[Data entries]
┌──
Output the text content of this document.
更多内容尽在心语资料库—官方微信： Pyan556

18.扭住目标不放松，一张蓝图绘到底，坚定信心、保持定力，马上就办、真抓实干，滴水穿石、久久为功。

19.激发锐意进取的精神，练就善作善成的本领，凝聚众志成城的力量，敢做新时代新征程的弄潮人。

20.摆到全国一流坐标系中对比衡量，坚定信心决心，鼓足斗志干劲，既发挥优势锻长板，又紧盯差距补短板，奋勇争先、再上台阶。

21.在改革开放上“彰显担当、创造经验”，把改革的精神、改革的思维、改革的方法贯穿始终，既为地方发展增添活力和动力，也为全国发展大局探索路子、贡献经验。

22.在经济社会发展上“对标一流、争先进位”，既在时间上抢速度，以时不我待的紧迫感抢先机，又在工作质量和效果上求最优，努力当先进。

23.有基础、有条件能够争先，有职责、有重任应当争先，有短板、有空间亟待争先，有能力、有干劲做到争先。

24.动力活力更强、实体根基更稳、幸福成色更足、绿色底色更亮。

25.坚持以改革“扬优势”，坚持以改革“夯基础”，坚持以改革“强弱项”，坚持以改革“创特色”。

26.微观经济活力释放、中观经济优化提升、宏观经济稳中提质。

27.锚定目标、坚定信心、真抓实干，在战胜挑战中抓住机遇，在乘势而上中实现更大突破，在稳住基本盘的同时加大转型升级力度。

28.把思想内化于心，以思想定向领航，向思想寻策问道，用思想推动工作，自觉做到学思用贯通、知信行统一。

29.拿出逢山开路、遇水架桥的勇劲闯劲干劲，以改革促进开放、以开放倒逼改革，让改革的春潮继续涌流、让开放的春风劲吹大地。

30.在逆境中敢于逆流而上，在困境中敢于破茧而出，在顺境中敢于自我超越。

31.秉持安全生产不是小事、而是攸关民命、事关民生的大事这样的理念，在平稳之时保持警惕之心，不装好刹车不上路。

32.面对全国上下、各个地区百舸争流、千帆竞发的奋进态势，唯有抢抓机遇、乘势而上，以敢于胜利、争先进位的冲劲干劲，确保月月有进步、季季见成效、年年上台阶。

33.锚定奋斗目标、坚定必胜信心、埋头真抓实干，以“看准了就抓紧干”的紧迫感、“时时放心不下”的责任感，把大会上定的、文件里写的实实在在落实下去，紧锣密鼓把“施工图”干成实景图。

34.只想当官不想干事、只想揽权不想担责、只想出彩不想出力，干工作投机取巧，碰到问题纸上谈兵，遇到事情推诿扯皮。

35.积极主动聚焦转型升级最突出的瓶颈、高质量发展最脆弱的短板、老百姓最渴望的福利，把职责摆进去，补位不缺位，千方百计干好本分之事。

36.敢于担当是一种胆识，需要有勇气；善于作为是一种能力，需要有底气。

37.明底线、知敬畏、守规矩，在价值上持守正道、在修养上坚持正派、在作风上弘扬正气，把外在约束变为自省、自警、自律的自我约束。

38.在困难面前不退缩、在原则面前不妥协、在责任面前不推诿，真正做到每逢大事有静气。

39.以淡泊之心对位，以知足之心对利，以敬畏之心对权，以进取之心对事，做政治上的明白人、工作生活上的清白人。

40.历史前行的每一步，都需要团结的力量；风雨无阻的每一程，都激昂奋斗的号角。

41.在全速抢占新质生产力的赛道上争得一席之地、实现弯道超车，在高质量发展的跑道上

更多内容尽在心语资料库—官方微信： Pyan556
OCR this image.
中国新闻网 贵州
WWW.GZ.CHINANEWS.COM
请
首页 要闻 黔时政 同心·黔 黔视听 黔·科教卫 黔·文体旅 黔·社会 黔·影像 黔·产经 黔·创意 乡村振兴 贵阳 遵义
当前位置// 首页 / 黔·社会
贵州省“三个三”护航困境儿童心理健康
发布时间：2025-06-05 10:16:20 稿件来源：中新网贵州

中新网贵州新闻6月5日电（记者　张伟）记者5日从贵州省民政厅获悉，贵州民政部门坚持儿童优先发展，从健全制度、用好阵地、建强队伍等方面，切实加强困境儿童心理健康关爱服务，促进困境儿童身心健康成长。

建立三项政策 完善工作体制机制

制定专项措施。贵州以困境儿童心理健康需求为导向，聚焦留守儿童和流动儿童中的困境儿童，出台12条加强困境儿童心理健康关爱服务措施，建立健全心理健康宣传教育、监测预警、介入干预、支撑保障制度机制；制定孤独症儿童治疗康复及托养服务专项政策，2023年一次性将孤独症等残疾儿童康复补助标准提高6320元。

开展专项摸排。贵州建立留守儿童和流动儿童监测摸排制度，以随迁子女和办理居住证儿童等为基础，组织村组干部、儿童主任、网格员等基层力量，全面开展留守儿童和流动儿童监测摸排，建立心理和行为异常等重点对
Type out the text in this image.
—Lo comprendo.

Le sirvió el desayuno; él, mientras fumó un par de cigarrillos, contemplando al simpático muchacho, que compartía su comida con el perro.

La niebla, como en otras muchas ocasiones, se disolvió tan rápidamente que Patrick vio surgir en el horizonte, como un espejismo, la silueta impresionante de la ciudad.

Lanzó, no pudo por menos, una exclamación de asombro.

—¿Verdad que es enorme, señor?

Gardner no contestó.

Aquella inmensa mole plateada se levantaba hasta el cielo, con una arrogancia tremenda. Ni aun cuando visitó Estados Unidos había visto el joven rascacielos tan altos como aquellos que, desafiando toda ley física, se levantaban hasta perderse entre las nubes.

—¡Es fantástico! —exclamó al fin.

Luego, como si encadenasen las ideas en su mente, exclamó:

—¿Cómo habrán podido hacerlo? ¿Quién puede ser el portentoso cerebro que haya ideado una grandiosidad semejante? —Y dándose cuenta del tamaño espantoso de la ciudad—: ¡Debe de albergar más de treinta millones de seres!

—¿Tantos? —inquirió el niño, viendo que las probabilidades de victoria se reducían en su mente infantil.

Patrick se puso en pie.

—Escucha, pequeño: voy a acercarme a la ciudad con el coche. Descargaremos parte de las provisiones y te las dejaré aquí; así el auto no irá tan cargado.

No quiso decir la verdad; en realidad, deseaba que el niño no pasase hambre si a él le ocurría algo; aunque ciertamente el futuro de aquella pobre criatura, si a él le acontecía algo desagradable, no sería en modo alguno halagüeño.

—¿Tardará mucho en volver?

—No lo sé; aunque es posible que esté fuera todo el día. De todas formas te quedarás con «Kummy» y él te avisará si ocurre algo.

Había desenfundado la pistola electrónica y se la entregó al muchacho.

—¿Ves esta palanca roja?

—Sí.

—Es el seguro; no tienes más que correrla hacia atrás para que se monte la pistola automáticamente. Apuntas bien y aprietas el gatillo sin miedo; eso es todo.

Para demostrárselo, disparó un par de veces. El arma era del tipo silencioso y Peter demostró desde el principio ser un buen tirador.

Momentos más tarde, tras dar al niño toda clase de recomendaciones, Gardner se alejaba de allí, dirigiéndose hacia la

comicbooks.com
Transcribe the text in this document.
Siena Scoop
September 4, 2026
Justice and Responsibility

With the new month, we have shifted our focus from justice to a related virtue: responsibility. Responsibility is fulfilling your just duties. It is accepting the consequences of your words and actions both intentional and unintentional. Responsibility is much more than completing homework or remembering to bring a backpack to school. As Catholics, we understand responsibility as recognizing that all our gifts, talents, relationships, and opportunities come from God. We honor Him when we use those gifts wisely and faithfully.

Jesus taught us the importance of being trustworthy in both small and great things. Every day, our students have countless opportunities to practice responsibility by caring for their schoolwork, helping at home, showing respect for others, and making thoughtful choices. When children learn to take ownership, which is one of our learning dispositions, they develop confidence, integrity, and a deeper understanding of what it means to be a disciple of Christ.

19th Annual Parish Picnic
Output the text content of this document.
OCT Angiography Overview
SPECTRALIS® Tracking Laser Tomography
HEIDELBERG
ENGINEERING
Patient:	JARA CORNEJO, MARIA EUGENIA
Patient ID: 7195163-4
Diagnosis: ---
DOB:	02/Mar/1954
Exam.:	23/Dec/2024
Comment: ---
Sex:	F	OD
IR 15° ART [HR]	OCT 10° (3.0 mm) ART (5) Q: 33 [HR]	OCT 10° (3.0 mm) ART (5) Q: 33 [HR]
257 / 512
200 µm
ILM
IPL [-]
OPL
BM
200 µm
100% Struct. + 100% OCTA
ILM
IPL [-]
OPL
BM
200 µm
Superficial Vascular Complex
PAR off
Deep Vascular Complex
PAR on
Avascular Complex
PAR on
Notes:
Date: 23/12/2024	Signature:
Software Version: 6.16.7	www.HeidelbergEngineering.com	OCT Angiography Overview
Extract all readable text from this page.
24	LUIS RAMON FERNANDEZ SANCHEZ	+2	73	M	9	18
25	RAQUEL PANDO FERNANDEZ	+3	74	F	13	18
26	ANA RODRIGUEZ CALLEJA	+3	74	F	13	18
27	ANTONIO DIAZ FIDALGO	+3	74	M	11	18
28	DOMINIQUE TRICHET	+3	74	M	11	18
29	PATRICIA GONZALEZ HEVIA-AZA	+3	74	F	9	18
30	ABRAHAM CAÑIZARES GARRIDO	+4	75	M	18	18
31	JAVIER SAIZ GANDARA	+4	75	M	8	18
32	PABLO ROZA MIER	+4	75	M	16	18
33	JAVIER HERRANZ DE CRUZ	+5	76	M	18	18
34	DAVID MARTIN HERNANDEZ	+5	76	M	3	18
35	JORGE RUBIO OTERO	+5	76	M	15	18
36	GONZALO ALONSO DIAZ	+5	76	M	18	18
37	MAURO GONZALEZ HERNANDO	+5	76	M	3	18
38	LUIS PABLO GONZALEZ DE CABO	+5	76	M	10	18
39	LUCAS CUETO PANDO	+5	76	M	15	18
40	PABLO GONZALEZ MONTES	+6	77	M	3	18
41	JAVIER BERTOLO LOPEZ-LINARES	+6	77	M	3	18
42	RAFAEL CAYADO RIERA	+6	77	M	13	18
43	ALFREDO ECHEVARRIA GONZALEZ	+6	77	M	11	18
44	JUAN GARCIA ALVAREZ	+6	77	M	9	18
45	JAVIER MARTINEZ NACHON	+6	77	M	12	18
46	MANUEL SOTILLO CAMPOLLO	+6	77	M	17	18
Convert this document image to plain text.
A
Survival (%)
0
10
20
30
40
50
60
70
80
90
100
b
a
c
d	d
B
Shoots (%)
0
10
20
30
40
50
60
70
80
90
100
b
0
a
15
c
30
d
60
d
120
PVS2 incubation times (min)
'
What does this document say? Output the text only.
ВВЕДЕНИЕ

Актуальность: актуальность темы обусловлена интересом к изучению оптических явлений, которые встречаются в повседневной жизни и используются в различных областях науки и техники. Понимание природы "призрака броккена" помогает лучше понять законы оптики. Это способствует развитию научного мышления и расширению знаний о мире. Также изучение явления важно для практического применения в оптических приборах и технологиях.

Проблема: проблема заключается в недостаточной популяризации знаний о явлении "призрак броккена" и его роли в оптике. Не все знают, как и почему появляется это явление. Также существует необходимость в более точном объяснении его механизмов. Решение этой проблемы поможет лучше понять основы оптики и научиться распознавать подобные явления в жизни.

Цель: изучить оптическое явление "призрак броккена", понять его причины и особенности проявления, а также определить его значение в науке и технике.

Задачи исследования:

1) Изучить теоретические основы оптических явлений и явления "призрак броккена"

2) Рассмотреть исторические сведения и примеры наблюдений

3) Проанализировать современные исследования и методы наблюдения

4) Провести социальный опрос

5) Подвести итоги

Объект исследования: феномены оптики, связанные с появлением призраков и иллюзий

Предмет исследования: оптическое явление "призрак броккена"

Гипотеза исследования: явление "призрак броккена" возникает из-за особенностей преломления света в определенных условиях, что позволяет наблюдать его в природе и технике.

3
└──
* [Task directions]
Pick out lines containing the word "Gardner", each one as written.

* [Task response]
Gardner no contestó.
Momentos más tarde, tras dar al niño toda clase de recomendaciones, Gardner se alejaba de allí, dirigiéndose hacia la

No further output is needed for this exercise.